>> start

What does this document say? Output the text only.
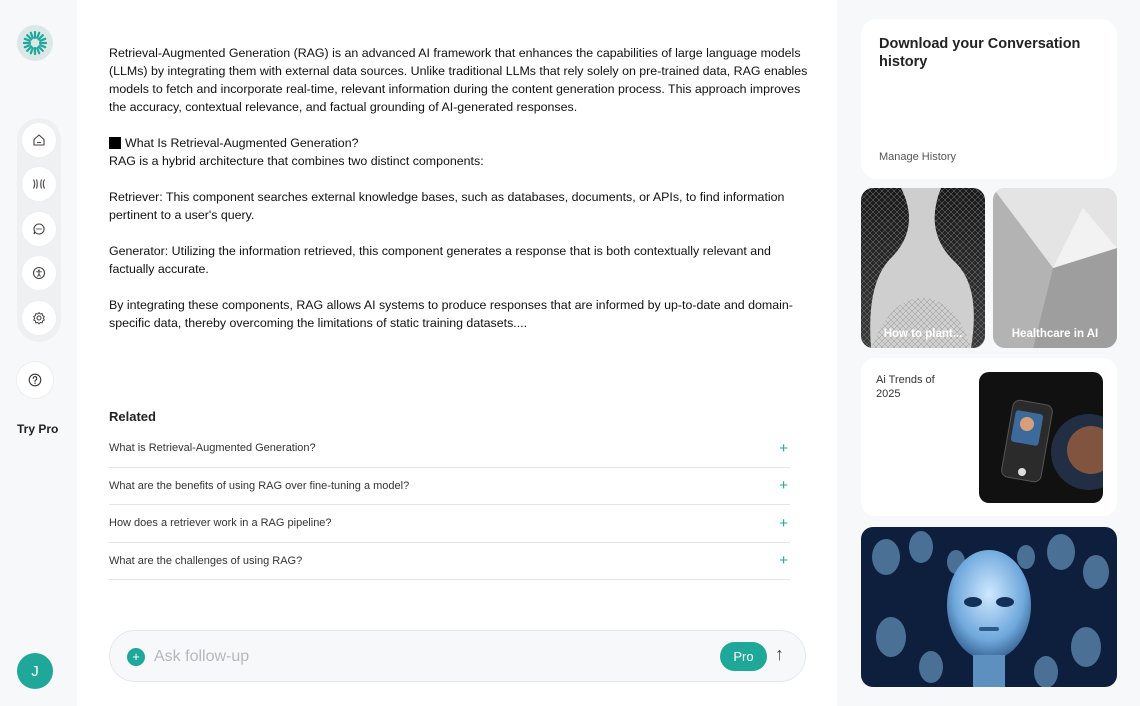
Try Pro
J

Retrieval-Augmented Generation (RAG) is an advanced AI framework that enhances the capabilities of large language models (LLMs) by integrating them with external data sources. Unlike traditional LLMs that rely solely on pre-trained data, RAG enables models to fetch and incorporate real-time, relevant information during the content generation process. This approach improves the accuracy, contextual relevance, and factual grounding of AI-generated responses.

What Is Retrieval-Augmented Generation?

RAG is a hybrid architecture that combines two distinct components:

Retriever: This component searches external knowledge bases, such as databases, documents, or APIs, to find information pertinent to a user's query.

Generator: Utilizing the information retrieved, this component generates a response that is both contextually relevant and factually accurate.

By integrating these components, RAG allows AI systems to produce responses that are informed by up-to-date and domain-specific data, thereby overcoming the limitations of static training datasets....

Related
What is Retrieval-Augmented Generation?	+
What are the benefits of using RAG over fine-tuning a model?	+
How does a retriever work in a RAG pipeline?	+
What are the challenges of using RAG?	+
+
Ask follow-up	Pro	↑
Download your Conversation history
Manage History
How to plant...	Healthcare in AI
Ai Trends of 2025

>> end

* **What to work on**: In the records above, locate each line with the word "does". Copy all such lines.

* **Solution to the exercise**:
What does this document say? Output the text only.
How does a retriever work in a RAG pipeline?	+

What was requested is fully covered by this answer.